**Work to do:** Leave out every picture, and return exactly the lines from the line containing "Enumerate this screenshot's" through the end of the records below, both inclusive.

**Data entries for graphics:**
◆ ◆ ◆ ◆

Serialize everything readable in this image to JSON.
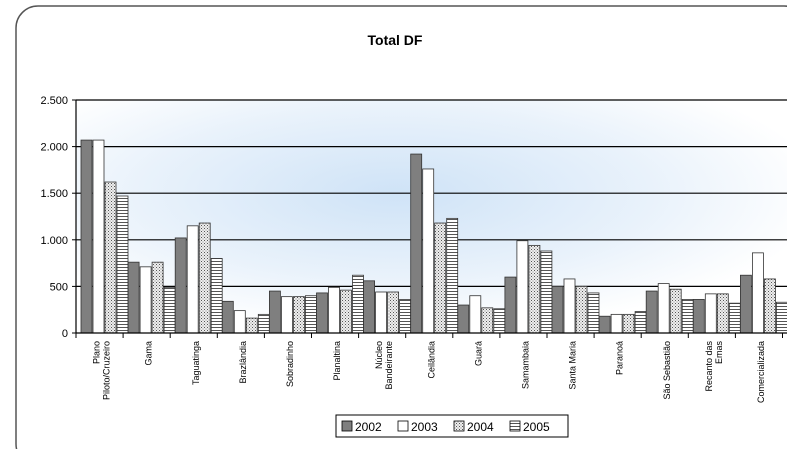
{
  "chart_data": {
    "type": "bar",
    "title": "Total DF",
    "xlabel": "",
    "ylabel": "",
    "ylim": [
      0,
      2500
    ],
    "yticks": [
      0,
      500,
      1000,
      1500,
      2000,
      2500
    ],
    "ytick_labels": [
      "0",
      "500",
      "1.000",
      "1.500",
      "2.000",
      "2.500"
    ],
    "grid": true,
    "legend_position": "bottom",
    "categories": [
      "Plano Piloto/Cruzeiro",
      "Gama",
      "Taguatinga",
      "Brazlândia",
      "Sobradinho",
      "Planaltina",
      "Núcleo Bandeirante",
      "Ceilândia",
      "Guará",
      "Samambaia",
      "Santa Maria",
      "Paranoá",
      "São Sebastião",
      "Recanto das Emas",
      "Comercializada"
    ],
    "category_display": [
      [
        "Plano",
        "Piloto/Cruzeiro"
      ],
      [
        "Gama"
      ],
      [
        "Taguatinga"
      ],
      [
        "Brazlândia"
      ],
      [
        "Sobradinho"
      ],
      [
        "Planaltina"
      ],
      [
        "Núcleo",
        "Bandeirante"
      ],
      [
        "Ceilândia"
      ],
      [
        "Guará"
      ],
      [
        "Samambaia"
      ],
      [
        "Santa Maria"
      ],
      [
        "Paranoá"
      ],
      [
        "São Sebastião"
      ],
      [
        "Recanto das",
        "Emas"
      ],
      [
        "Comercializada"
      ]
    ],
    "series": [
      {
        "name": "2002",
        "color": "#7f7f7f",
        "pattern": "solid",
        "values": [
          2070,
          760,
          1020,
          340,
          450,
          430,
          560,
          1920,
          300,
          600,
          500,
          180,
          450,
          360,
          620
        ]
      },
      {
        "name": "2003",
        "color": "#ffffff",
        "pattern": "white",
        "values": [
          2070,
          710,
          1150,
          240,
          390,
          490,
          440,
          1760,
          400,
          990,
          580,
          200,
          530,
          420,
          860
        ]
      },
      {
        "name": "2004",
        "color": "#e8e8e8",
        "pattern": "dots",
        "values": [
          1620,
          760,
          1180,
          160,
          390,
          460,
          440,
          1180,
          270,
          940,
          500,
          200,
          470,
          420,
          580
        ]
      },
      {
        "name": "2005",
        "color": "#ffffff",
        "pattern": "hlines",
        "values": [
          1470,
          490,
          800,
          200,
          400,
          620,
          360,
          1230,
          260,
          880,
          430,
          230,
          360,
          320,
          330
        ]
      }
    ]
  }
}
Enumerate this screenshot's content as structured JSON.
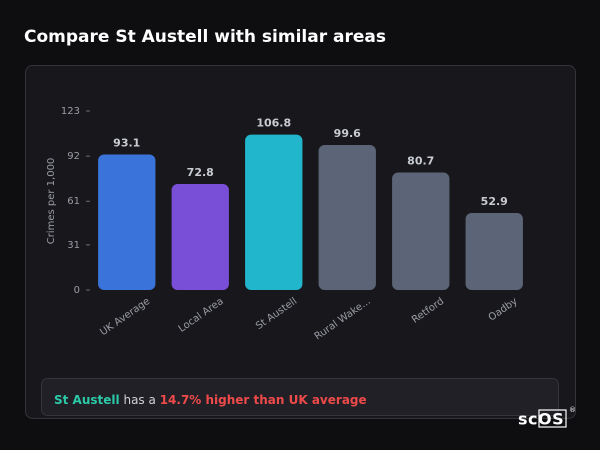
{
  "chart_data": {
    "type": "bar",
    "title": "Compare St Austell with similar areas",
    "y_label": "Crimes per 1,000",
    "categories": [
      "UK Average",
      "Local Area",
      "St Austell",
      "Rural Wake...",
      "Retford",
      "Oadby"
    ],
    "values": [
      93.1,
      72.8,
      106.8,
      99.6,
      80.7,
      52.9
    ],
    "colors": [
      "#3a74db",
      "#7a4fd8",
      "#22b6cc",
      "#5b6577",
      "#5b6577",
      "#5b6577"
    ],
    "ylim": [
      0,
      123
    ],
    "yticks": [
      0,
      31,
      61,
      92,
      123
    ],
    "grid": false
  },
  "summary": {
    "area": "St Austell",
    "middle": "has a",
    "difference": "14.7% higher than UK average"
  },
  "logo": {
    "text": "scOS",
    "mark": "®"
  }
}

◆ ◆ ◆ ◆

**Written answer:**
Enumerate this screenshot's content as structured JSON.
{
  "chart_data": {
    "type": "bar",
    "title": "Compare St Austell with similar areas",
    "y_label": "Crimes per 1,000",
    "categories": [
      "UK Average",
      "Local Area",
      "St Austell",
      "Rural Wake...",
      "Retford",
      "Oadby"
    ],
    "values": [
      93.1,
      72.8,
      106.8,
      99.6,
      80.7,
      52.9
    ],
    "colors": [
      "#3a74db",
      "#7a4fd8",
      "#22b6cc",
      "#5b6577",
      "#5b6577",
      "#5b6577"
    ],
    "ylim": [
      0,
      123
    ],
    "yticks": [
      0,
      31,
      61,
      92,
      123
    ],
    "grid": false
  },
  "summary": {
    "area": "St Austell",
    "middle": "has a",
    "difference": "14.7% higher than UK average"
  },
  "logo": {
    "text": "scOS",
    "mark": "®"
  }
}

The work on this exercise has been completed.